Material to process -

● ● ●

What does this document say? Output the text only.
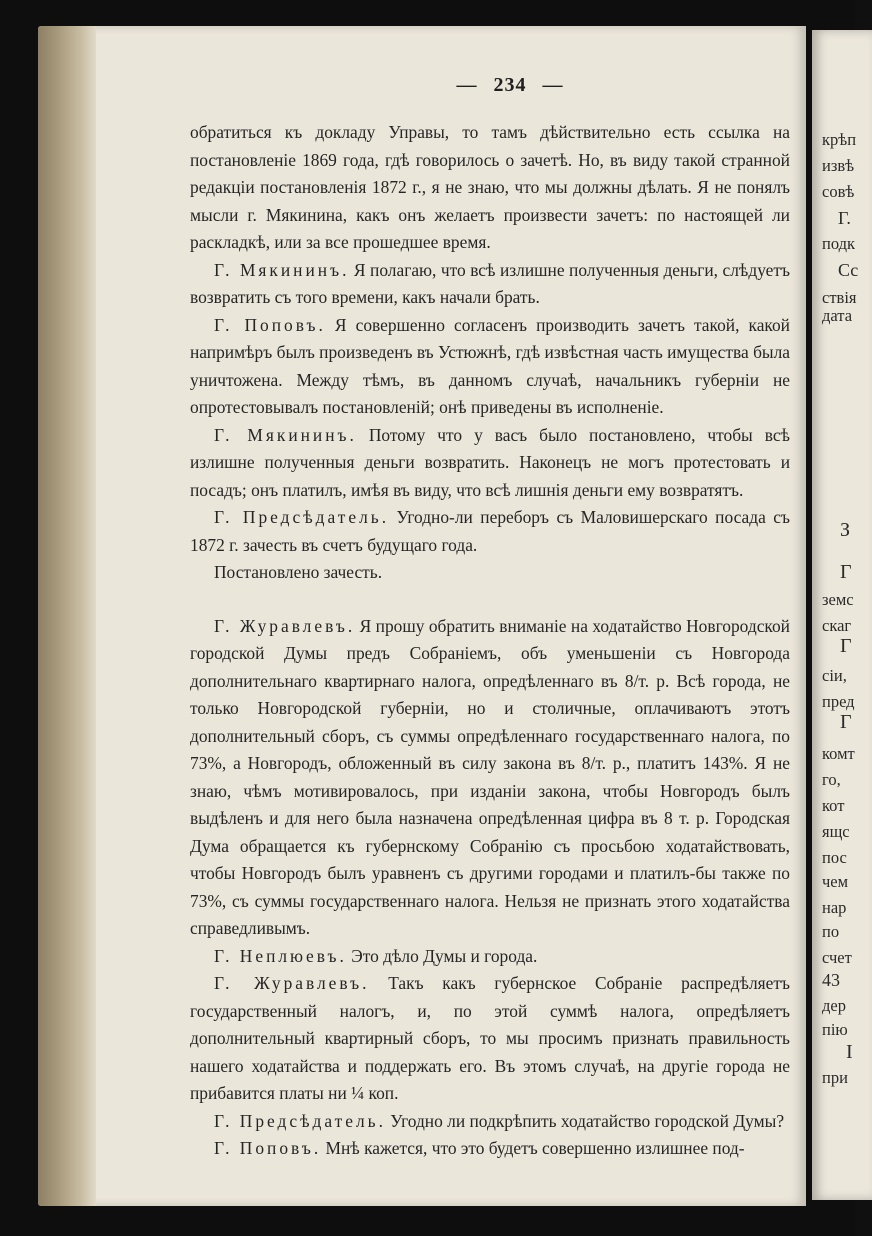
— 234 —

обратиться къ докладу Управы, то тамъ дѣйствительно есть ссылка на постановленіе 1869 года, гдѣ говорилось о зачетѣ. Но, въ виду такой странной редакціи постановленія 1872 г., я не знаю, что мы должны дѣлать. Я не понялъ мысли г. Мякинина, какъ онъ желаетъ произвести зачетъ: по настоящей ли раскладкѣ, или за все прошедшее время.

Г. Мякининъ. Я полагаю, что всѣ излишне полученныя деньги, слѣдуетъ возвратить съ того времени, какъ начали брать.

Г. Поповъ. Я совершенно согласенъ производить зачетъ такой, какой напримѣръ былъ произведенъ въ Устюжнѣ, гдѣ извѣстная часть имущества была уничтожена. Между тѣмъ, въ данномъ случаѣ, начальникъ губерніи не опротестовывалъ постановленій; онѣ приведены въ исполненіе.

Г. Мякининъ. Потому что у васъ было постановлено, чтобы всѣ излишне полученныя деньги возвратить. Наконецъ не могъ протестовать и посадъ; онъ платилъ, имѣя въ виду, что всѣ лишнія деньги ему возвратятъ.

Г. Предсѣдатель. Угодно-ли переборъ съ Маловишерскаго посада съ 1872 г. зачесть въ счетъ будущаго года.

Постановлено зачесть.

Г. Журавлевъ. Я прошу обратить вниманіе на ходатайство Новгородской городской Думы предъ Собраніемъ, объ уменьшеніи съ Новгорода дополнительнаго квартирнаго налога, опредѣленнаго въ 8/т. р. Всѣ города, не только Новгородской губерніи, но и столичные, оплачиваютъ этотъ дополнительный сборъ, съ суммы опредѣленнаго государственнаго налога, по 73%, а Новгородъ, обложенный въ силу закона въ 8/т. р., платитъ 143%. Я не знаю, чѣмъ мотивировалось, при изданіи закона, чтобы Новгородъ былъ выдѣленъ и для него была назначена опредѣленная цифра въ 8 т. р. Городская Дума обращается къ губернскому Собранію съ просьбою ходатайствовать, чтобы Новгородъ былъ уравненъ съ другими городами и платилъ-бы также по 73%, съ суммы государственнаго налога. Нельзя не признать этого ходатайства справедливымъ.

Г. Неплюевъ. Это дѣло Думы и города.

Г. Журавлевъ. Такъ какъ губернское Собраніе распредѣляетъ государственный налогъ, и, по этой суммѣ налога, опредѣляетъ дополнительный квартирный сборъ, то мы просимъ признать правильность нашего ходатайства и поддержать его. Въ этомъ случаѣ, на другіе города не прибавится платы ни ¼ коп.

Г. Предсѣдатель. Угодно ли подкрѣпить ходатайство городской Думы?

Г. Поповъ. Мнѣ кажется, что это будетъ совершенно излишнее под-

крѣп
извѣ
совѣ
Г.
подк
Сс
ствія
дата
З
Г
земс
скаг
Г
сіи,
пред
Г
комт
го,
кот
ящс
пос
чем
нар
по
счет
43
дер
пію
I
при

● ● ●

Requirement - Read the data above and count the lines that include "совершенно". Answer only with the count.

Answer to the problem - 2